● **What the exercise asks**
Find each line holding "color" and copy it out.

## BEGIN

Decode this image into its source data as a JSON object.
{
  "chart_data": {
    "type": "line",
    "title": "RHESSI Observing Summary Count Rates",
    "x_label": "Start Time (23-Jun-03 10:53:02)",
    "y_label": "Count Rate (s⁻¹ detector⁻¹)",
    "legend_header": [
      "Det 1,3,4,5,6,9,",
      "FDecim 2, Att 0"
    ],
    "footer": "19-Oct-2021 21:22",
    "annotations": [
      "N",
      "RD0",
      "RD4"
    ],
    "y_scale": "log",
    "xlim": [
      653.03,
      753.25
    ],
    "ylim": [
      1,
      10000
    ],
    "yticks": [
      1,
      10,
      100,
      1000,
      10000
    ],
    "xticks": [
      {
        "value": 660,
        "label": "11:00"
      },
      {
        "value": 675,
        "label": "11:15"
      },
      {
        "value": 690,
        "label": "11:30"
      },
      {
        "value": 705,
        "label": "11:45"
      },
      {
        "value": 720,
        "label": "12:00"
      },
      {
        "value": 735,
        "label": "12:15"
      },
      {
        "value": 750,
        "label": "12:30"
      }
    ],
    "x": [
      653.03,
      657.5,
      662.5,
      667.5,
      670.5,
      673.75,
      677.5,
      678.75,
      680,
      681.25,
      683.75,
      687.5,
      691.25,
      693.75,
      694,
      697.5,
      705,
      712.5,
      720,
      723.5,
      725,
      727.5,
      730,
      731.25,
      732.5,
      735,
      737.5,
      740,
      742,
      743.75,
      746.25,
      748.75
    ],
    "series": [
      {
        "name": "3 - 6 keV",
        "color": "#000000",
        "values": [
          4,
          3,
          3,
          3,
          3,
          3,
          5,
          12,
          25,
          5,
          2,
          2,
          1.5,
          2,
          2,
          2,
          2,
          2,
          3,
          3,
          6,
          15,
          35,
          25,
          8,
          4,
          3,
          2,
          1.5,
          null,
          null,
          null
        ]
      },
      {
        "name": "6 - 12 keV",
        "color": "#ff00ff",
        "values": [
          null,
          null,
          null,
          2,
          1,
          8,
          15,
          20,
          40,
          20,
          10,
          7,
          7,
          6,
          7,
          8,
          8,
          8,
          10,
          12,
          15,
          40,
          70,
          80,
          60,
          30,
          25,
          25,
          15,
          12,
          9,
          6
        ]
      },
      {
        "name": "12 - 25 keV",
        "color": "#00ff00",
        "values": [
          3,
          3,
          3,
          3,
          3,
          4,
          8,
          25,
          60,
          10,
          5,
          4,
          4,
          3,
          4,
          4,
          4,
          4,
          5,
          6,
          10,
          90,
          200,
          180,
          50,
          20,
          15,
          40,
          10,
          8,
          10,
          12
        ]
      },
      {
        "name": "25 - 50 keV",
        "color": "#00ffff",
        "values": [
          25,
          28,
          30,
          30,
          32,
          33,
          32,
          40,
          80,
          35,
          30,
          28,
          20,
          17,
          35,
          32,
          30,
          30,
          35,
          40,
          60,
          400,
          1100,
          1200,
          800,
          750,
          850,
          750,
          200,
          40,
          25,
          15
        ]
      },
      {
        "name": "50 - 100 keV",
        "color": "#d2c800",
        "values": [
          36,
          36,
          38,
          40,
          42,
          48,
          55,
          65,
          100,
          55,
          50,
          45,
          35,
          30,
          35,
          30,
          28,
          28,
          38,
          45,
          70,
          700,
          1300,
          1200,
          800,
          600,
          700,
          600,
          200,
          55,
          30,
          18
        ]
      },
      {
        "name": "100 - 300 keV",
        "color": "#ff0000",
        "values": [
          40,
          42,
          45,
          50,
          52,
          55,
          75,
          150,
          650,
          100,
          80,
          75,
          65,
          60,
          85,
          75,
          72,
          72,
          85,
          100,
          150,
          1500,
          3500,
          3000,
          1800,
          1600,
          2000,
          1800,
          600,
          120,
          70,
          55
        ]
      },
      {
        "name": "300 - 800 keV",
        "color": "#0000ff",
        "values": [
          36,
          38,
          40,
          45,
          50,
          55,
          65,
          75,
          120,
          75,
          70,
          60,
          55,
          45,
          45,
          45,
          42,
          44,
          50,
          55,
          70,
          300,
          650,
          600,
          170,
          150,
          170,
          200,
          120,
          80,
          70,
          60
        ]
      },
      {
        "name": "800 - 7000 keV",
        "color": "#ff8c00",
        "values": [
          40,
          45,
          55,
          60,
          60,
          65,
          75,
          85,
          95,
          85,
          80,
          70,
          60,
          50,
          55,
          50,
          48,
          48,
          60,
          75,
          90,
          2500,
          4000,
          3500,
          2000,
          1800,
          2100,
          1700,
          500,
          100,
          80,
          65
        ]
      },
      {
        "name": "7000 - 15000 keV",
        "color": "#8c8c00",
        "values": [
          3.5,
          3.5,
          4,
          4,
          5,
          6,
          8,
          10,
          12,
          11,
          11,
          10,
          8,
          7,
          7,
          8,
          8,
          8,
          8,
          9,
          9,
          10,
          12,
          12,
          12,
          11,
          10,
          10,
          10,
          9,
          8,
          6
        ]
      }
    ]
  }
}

## END

● **Response below**
        "color": "#000000",
        "color": "#ff00ff",
        "color": "#00ff00",
        "color": "#00ffff",
        "color": "#d2c800",
        "color": "#ff0000",
        "color": "#0000ff",
        "color": "#ff8c00",
        "color": "#8c8c00",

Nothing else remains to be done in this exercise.